Problem description -
All entries are to be quoted exactly; the images stay out of the copy.

Dataset records -
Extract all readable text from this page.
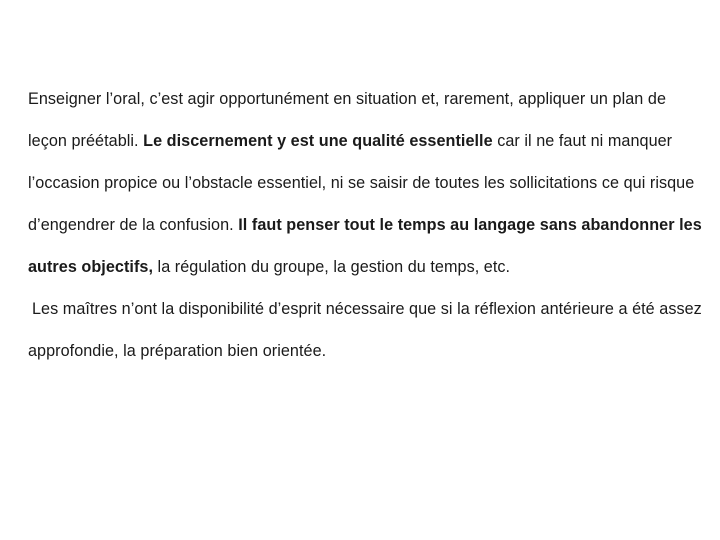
Enseigner l’oral, c’est agir opportunément en situation et, rarement, appliquer un plan de leçon préétabli. Le discernement y est une qualité essentielle car il ne faut ni manquer l’occasion propice ou l’obstacle essentiel, ni se saisir de toutes les sollicitations ce qui risque d’engendrer de la confusion. Il faut penser tout le temps au langage sans abandonner les autres objectifs, la régulation du groupe, la gestion du temps, etc.

Les maîtres n’ont la disponibilité d’esprit nécessaire que si la réflexion antérieure a été assez approfondie, la préparation bien orientée.
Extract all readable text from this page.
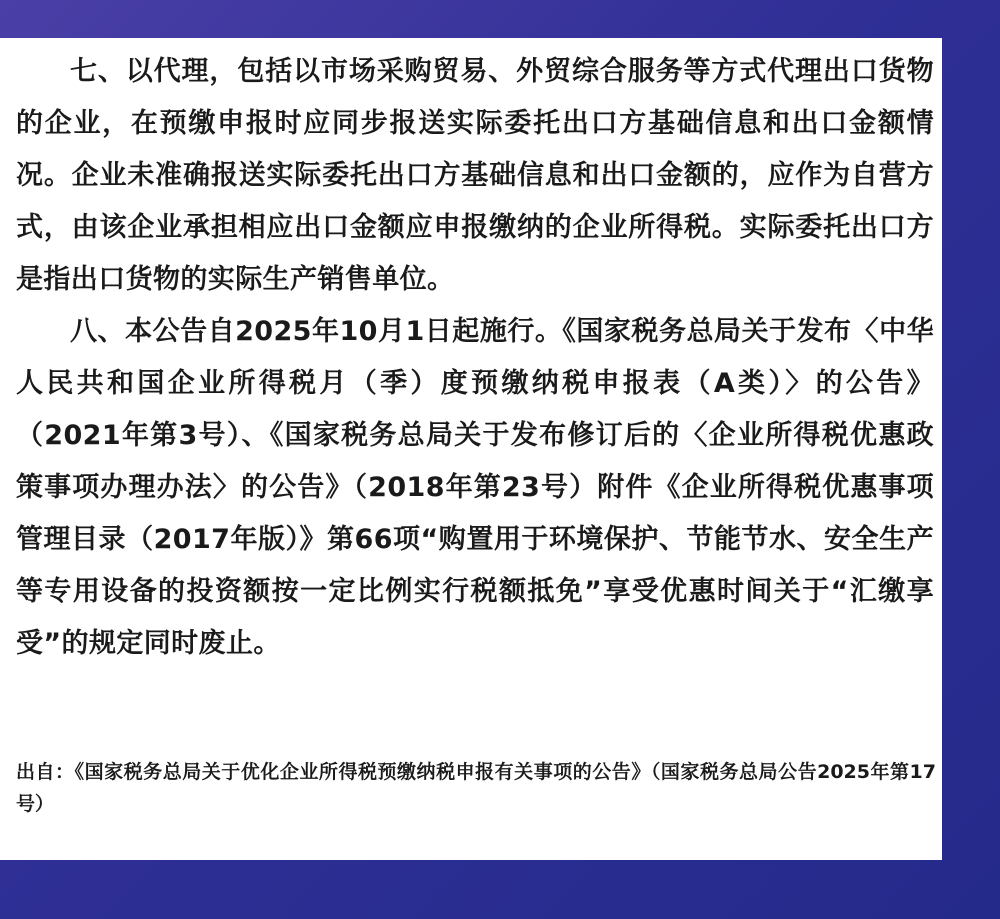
七、以代理，包括以市场采购贸易、外贸综合服务等方式代理出口货物的企业，在预缴申报时应同步报送实际委托出口方基础信息和出口金额情况。企业未准确报送实际委托出口方基础信息和出口金额的，应作为自营方式，由该企业承担相应出口金额应申报缴纳的企业所得税。实际委托出口方是指出口货物的实际生产销售单位。

八、本公告自2025年10月1日起施行。《国家税务总局关于发布〈中华人民共和国企业所得税月（季）度预缴纳税申报表（A类）〉的公告》（2021年第3号）、《国家税务总局关于发布修订后的〈企业所得税优惠政策事项办理办法〉的公告》（2018年第23号）附件《企业所得税优惠事项管理目录（2017年版）》第66项“购置用于环境保护、节能节水、安全生产等专用设备的投资额按一定比例实行税额抵免”享受优惠时间关于“汇缴享受”的规定同时废止。

出自：《国家税务总局关于优化企业所得税预缴纳税申报有关事项的公告》（国家税务总局公告2025年第17号）
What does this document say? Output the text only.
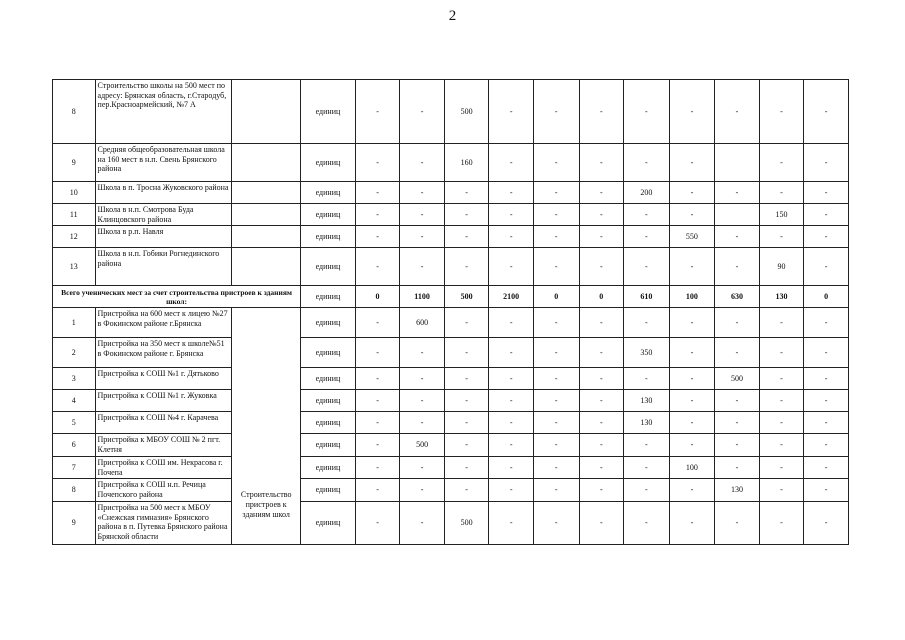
2
8	Строительство школы на 500 мест по адресу: Брянская область, г.Стародуб, пер.Красноармейский, №7 А		единиц	-	-	500	-	-	-	-	-	-	-	-
9	Средняя общеобразовательная школа на 160 мест в н.п. Свень Брянского района		единиц	-	-	160	-	-	-	-	-		-	-
10	Школа в п. Тросна Жуковского района		единиц	-	-	-	-	-	-	200	-	-	-	-
11	Школа в н.п. Смотрова Буда Клинцовского района		единиц	-	-	-	-	-	-	-	-		150	-
12	Школа в р.п. Навля		единиц	-	-	-	-	-	-	-	550	-	-	-
13	Школа в н.п. Гобики Рогнединского района		единиц	-	-	-	-	-	-	-	-	-	90	-
Всего ученических мест за счет строительства пристроев к зданиям школ:			единиц	0	1100	500	2100	0	0	610	100	630	130	0
1	Пристройка на 600 мест к лицею №27 в Фокинском районе г.Брянска	Строительство пристроев к зданиям школ	единиц	-	600	-	-	-	-	-	-	-	-	-
2	Пристройка на 350 мест к школе№51 в Фокинском районе г. Брянска		единиц	-	-	-	-	-	-	350	-	-	-	-
3	Пристройка к СОШ №1 г. Дятьково		единиц	-	-	-	-	-	-	-	-	500	-	-
4	Пристройка к СОШ №1 г. Жуковка		единиц	-	-	-	-	-	-	130	-	-	-	-
5	Пристройка к СОШ №4 г. Карачева		единиц	-	-	-	-	-	-	130	-	-	-	-
6	Пристройка к МБОУ СОШ № 2 пгт. Клетня		единиц	-	500	-	-	-	-	-	-	-	-	-
7	Пристройка к СОШ им. Некрасова г. Почепа		единиц	-	-	-	-	-	-	-	100	-	-	-
8	Пристройка к СОШ н.п. Речица Почепского района		единиц	-	-	-	-	-	-	-	-	130	-	-
9	Пристройка на 500 мест к МБОУ «Снежская гимназия» Брянского района в п. Путевка Брянского района Брянской области		единиц	-	-	500	-	-	-	-	-	-	-	-
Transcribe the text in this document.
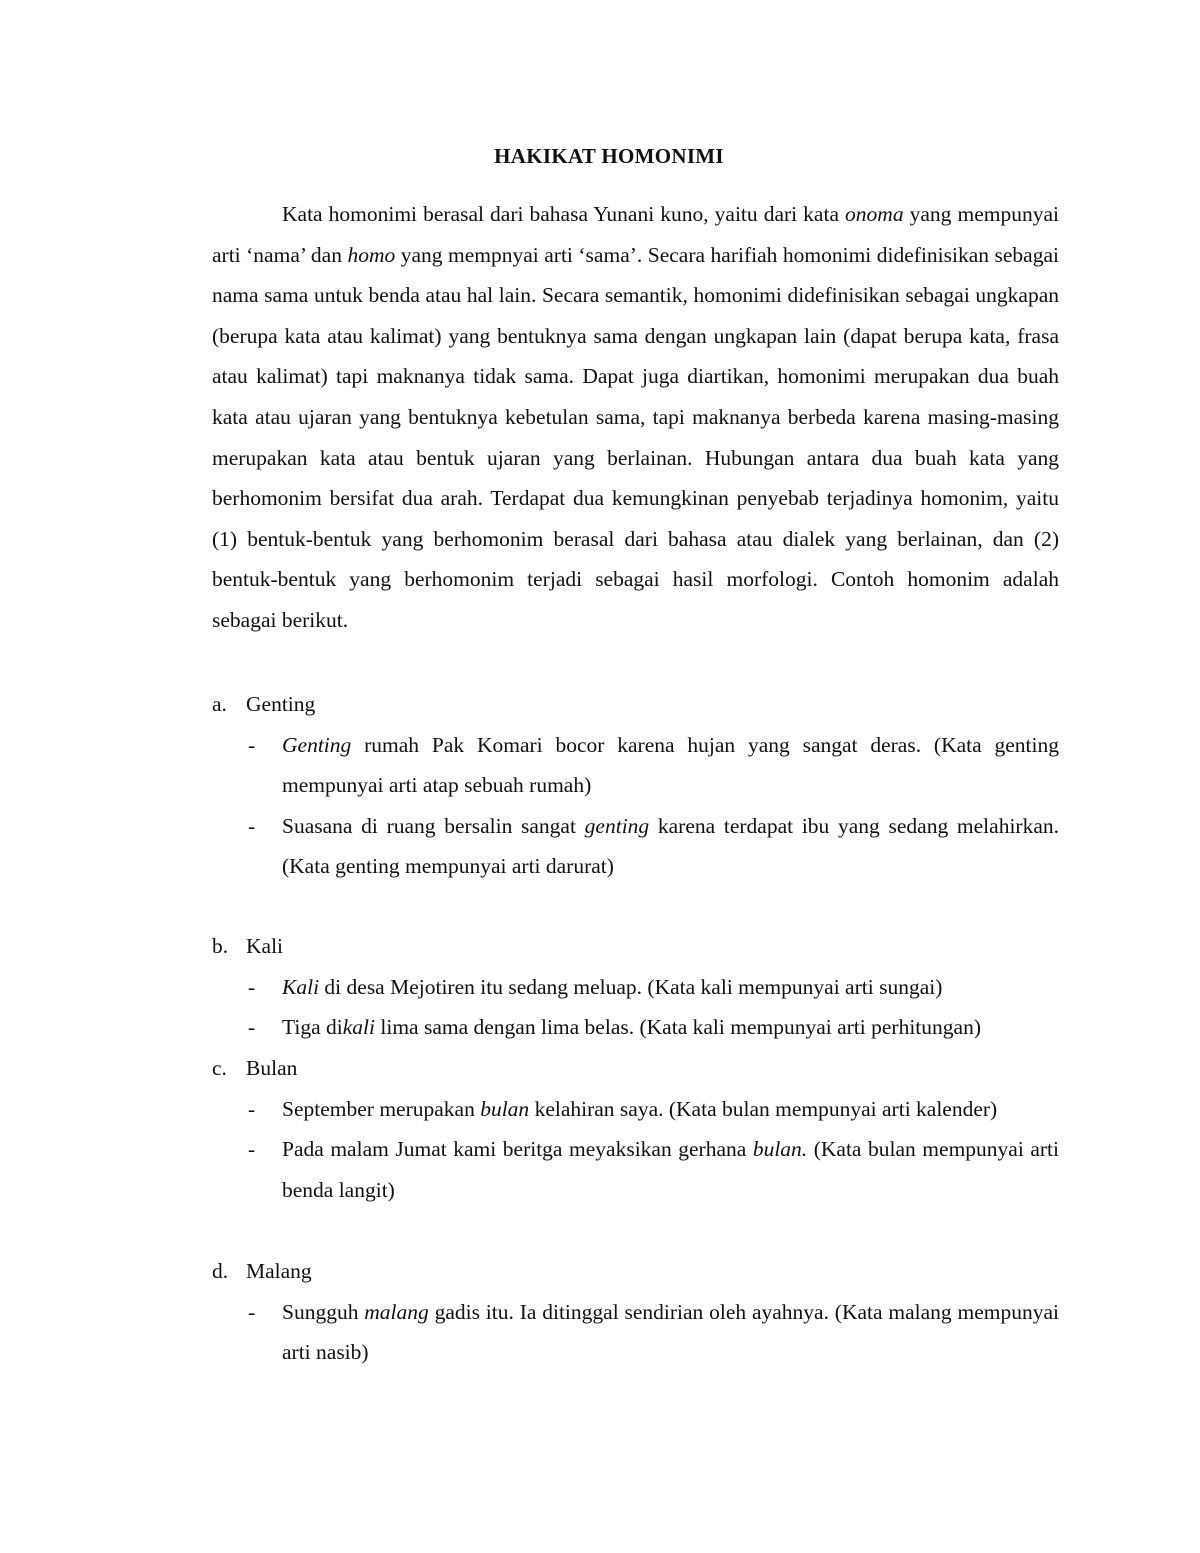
HAKIKAT HOMONIMI

Kata homonimi berasal dari bahasa Yunani kuno, yaitu dari kata onoma yang mempunyai arti ‘nama’ dan homo yang mempnyai arti ‘sama’. Secara harifiah homonimi didefinisikan sebagai nama sama untuk benda atau hal lain. Secara semantik, homonimi didefinisikan sebagai ungkapan (berupa kata atau kalimat) yang bentuknya sama dengan ungkapan lain (dapat berupa kata, frasa atau kalimat) tapi maknanya tidak sama. Dapat juga diartikan, homonimi merupakan dua buah kata atau ujaran yang bentuknya kebetulan sama, tapi maknanya berbeda karena masing-masing merupakan kata atau bentuk ujaran yang berlainan. Hubungan antara dua buah kata yang berhomonim bersifat dua arah. Terdapat dua kemungkinan penyebab terjadinya homonim, yaitu (1) bentuk-bentuk yang berhomonim berasal dari bahasa atau dialek yang berlainan, dan (2) bentuk-bentuk yang berhomonim terjadi sebagai hasil morfologi. Contoh homonim adalah sebagai berikut.

a. Genting
- Genting rumah Pak Komari bocor karena hujan yang sangat deras. (Kata genting mempunyai arti atap sebuah rumah)
- Suasana di ruang bersalin sangat genting karena terdapat ibu yang sedang melahirkan. (Kata genting mempunyai arti darurat)
b. Kali
- Kali di desa Mejotiren itu sedang meluap. (Kata kali mempunyai arti sungai)
- Tiga dikali lima sama dengan lima belas. (Kata kali mempunyai arti perhitungan)
c. Bulan
- September merupakan bulan kelahiran saya. (Kata bulan mempunyai arti kalender)
- Pada malam Jumat kami beritga meyaksikan gerhana bulan. (Kata bulan mempunyai arti benda langit)
d. Malang
- Sungguh malang gadis itu. Ia ditinggal sendirian oleh ayahnya. (Kata malang mempunyai arti nasib)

Exercise solution -
Extract all readable text from this page.
Enseigner l’oral, c’est agir opportunément en situation et, rarement, appliquer un plan de leçon préétabli. Le discernement y est une qualité essentielle car il ne faut ni manquer l’occasion propice ou l’obstacle essentiel, ni se saisir de toutes les sollicitations ce qui risque d’engendrer de la confusion. Il faut penser tout le temps au langage sans abandonner les autres objectifs, la régulation du groupe, la gestion du temps, etc.

Les maîtres n’ont la disponibilité d’esprit nécessaire que si la réflexion antérieure a été assez approfondie, la préparation bien orientée.
Extract all readable text from this page.
七、以代理，包括以市场采购贸易、外贸综合服务等方式代理出口货物的企业，在预缴申报时应同步报送实际委托出口方基础信息和出口金额情况。企业未准确报送实际委托出口方基础信息和出口金额的，应作为自营方式，由该企业承担相应出口金额应申报缴纳的企业所得税。实际委托出口方是指出口货物的实际生产销售单位。

八、本公告自2025年10月1日起施行。《国家税务总局关于发布〈中华人民共和国企业所得税月（季）度预缴纳税申报表（A类）〉的公告》（2021年第3号）、《国家税务总局关于发布修订后的〈企业所得税优惠政策事项办理办法〉的公告》（2018年第23号）附件《企业所得税优惠事项管理目录（2017年版）》第66项“购置用于环境保护、节能节水、安全生产等专用设备的投资额按一定比例实行税额抵免”享受优惠时间关于“汇缴享受”的规定同时废止。

出自：《国家税务总局关于优化企业所得税预缴纳税申报有关事项的公告》（国家税务总局公告2025年第17号）
What does this document say? Output the text only.
2
8	Строительство школы на 500 мест по адресу: Брянская область, г.Стародуб, пер.Красноармейский, №7 А		единиц	-	-	500	-	-	-	-	-	-	-	-
9	Средняя общеобразовательная школа на 160 мест в н.п. Свень Брянского района		единиц	-	-	160	-	-	-	-	-		-	-
10	Школа в п. Тросна Жуковского района		единиц	-	-	-	-	-	-	200	-	-	-	-
11	Школа в н.п. Смотрова Буда Клинцовского района		единиц	-	-	-	-	-	-	-	-		150	-
12	Школа в р.п. Навля		единиц	-	-	-	-	-	-	-	550	-	-	-
13	Школа в н.п. Гобики Рогнединского района		единиц	-	-	-	-	-	-	-	-	-	90	-
Всего ученических мест за счет строительства пристроев к зданиям школ:			единиц	0	1100	500	2100	0	0	610	100	630	130	0
1	Пристройка на 600 мест к лицею №27 в Фокинском районе г.Брянска	Строительство пристроев к зданиям школ	единиц	-	600	-	-	-	-	-	-	-	-	-
2	Пристройка на 350 мест к школе№51 в Фокинском районе г. Брянска		единиц	-	-	-	-	-	-	350	-	-	-	-
3	Пристройка к СОШ №1 г. Дятьково		единиц	-	-	-	-	-	-	-	-	500	-	-
4	Пристройка к СОШ №1 г. Жуковка		единиц	-	-	-	-	-	-	130	-	-	-	-
5	Пристройка к СОШ №4 г. Карачева		единиц	-	-	-	-	-	-	130	-	-	-	-
6	Пристройка к МБОУ СОШ № 2 пгт. Клетня		единиц	-	500	-	-	-	-	-	-	-	-	-
7	Пристройка к СОШ им. Некрасова г. Почепа		единиц	-	-	-	-	-	-	-	100	-	-	-
8	Пристройка к СОШ н.п. Речица Почепского района		единиц	-	-	-	-	-	-	-	-	130	-	-
9	Пристройка на 500 мест к МБОУ «Снежская гимназия» Брянского района в п. Путевка Брянского района Брянской области		единиц	-	-	500	-	-	-	-	-	-	-	-
Transcribe the text in this document.
HAKIKAT HOMONIMI

Kata homonimi berasal dari bahasa Yunani kuno, yaitu dari kata onoma yang mempunyai arti ‘nama’ dan homo yang mempnyai arti ‘sama’. Secara harifiah homonimi didefinisikan sebagai nama sama untuk benda atau hal lain. Secara semantik, homonimi didefinisikan sebagai ungkapan (berupa kata atau kalimat) yang bentuknya sama dengan ungkapan lain (dapat berupa kata, frasa atau kalimat) tapi maknanya tidak sama. Dapat juga diartikan, homonimi merupakan dua buah kata atau ujaran yang bentuknya kebetulan sama, tapi maknanya berbeda karena masing-masing merupakan kata atau bentuk ujaran yang berlainan. Hubungan antara dua buah kata yang berhomonim bersifat dua arah. Terdapat dua kemungkinan penyebab terjadinya homonim, yaitu (1) bentuk-bentuk yang berhomonim berasal dari bahasa atau dialek yang berlainan, dan (2) bentuk-bentuk yang berhomonim terjadi sebagai hasil morfologi. Contoh homonim adalah sebagai berikut.

a. Genting
- Genting rumah Pak Komari bocor karena hujan yang sangat deras. (Kata genting mempunyai arti atap sebuah rumah)
- Suasana di ruang bersalin sangat genting karena terdapat ibu yang sedang melahirkan. (Kata genting mempunyai arti darurat)
b. Kali
- Kali di desa Mejotiren itu sedang meluap. (Kata kali mempunyai arti sungai)
- Tiga dikali lima sama dengan lima belas. (Kata kali mempunyai arti perhitungan)
c. Bulan
- September merupakan bulan kelahiran saya. (Kata bulan mempunyai arti kalender)
- Pada malam Jumat kami beritga meyaksikan gerhana bulan. (Kata bulan mempunyai arti benda langit)
d. Malang
- Sungguh malang gadis itu. Ia ditinggal sendirian oleh ayahnya. (Kata malang mempunyai arti nasib)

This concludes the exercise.